**Exercise brief:** Tally every line of the listing below that holds "JSON", then give the tally alone.

**Stored data:**
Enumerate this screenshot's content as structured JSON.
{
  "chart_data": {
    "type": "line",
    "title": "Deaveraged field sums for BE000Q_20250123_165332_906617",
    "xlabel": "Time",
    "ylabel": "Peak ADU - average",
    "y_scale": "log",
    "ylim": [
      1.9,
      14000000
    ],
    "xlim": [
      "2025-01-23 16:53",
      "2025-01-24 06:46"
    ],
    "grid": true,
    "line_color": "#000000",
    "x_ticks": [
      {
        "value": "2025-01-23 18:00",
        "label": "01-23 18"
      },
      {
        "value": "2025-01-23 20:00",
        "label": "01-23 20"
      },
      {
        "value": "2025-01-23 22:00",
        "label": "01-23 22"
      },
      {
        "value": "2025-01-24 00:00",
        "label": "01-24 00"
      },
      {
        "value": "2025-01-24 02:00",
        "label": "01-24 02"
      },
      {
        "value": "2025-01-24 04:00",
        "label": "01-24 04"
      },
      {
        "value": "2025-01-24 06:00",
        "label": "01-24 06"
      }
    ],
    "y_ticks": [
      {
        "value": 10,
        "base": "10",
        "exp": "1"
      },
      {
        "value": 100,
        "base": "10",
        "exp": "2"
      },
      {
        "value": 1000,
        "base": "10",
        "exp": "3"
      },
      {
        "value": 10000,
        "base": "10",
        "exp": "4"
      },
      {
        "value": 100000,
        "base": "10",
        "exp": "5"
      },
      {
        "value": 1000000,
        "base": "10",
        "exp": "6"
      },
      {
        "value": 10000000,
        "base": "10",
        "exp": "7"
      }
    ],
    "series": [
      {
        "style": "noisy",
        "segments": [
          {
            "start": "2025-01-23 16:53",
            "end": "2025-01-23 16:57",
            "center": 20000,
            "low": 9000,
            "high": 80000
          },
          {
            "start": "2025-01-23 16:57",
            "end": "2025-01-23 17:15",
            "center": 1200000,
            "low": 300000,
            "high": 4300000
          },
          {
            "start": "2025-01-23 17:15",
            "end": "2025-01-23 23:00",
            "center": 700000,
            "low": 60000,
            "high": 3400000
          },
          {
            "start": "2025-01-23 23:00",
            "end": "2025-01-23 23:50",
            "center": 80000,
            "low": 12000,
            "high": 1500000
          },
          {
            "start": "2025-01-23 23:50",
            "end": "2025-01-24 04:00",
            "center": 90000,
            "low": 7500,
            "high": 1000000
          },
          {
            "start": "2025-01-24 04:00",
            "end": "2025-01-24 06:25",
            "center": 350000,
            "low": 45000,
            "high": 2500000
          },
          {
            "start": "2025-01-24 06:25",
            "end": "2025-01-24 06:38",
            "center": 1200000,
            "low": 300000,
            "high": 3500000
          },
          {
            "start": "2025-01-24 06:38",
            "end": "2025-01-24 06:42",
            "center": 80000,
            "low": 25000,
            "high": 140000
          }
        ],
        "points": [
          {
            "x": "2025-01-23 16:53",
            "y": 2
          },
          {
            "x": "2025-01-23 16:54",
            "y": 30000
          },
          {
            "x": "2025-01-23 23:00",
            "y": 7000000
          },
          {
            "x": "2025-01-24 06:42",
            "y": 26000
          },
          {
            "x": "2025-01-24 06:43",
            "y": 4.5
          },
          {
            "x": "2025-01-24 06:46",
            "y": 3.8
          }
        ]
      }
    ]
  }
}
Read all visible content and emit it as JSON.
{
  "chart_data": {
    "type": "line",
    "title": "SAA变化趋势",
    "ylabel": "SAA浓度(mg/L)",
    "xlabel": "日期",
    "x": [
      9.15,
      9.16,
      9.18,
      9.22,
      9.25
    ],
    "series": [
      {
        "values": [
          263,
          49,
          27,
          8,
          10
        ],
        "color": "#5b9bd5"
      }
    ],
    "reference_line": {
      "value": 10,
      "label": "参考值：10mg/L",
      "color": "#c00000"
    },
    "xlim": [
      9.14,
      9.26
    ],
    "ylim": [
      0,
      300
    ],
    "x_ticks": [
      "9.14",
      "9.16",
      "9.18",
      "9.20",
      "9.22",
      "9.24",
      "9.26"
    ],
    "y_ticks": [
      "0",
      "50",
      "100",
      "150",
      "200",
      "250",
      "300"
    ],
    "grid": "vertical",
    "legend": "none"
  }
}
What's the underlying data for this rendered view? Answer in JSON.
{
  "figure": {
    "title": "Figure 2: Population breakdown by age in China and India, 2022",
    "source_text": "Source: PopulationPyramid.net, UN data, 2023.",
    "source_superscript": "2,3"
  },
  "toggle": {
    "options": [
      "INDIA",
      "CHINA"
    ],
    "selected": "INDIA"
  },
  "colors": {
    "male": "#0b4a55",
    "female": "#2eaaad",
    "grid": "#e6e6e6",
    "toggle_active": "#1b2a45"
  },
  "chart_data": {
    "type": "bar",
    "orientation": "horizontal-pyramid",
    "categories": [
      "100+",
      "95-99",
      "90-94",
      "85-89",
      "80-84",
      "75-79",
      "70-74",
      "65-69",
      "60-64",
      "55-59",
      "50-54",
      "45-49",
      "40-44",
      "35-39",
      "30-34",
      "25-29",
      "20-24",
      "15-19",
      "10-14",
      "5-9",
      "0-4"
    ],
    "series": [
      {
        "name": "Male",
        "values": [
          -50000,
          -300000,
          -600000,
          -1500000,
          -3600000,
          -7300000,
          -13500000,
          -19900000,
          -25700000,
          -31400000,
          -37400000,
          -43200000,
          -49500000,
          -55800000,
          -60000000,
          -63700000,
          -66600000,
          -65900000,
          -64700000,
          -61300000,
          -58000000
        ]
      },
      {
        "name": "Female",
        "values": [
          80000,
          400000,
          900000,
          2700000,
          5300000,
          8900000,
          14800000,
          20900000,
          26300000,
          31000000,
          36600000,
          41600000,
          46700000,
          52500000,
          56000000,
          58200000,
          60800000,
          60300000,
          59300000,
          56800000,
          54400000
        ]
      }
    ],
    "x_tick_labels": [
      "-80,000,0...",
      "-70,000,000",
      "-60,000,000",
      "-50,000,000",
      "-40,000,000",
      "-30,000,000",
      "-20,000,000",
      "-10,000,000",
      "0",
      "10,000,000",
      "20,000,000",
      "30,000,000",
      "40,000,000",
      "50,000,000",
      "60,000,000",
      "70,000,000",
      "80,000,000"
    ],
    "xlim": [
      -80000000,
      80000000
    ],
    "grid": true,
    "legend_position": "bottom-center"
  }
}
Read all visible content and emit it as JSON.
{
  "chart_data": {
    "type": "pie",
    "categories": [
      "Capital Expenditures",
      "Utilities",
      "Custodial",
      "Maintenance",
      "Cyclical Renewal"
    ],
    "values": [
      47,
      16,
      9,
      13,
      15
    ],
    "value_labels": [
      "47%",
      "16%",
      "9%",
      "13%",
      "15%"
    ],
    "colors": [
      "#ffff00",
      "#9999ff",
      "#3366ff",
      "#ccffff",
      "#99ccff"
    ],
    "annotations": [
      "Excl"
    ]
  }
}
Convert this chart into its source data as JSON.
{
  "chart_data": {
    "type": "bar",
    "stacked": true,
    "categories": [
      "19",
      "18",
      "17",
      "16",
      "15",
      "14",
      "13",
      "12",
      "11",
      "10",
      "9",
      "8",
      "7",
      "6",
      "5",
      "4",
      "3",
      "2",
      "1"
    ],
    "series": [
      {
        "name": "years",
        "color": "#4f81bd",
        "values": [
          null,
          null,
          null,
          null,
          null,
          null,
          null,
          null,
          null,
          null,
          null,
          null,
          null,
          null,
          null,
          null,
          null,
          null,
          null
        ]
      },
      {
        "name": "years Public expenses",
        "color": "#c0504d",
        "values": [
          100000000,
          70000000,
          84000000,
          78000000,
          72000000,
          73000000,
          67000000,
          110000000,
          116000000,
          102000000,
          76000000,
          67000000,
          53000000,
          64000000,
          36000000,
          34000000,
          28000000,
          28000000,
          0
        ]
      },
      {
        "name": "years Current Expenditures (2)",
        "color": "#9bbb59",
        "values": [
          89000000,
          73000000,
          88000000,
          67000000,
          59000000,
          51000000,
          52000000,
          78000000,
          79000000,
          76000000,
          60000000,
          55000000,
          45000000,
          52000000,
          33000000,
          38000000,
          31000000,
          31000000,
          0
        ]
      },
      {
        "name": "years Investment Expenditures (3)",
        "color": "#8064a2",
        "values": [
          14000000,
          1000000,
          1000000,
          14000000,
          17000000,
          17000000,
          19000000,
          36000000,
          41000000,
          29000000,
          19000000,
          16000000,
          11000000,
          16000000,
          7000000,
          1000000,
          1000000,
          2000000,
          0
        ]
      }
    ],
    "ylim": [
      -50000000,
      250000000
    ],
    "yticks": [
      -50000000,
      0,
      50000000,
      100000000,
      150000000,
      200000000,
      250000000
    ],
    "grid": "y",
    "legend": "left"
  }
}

**Completed exercise:** 5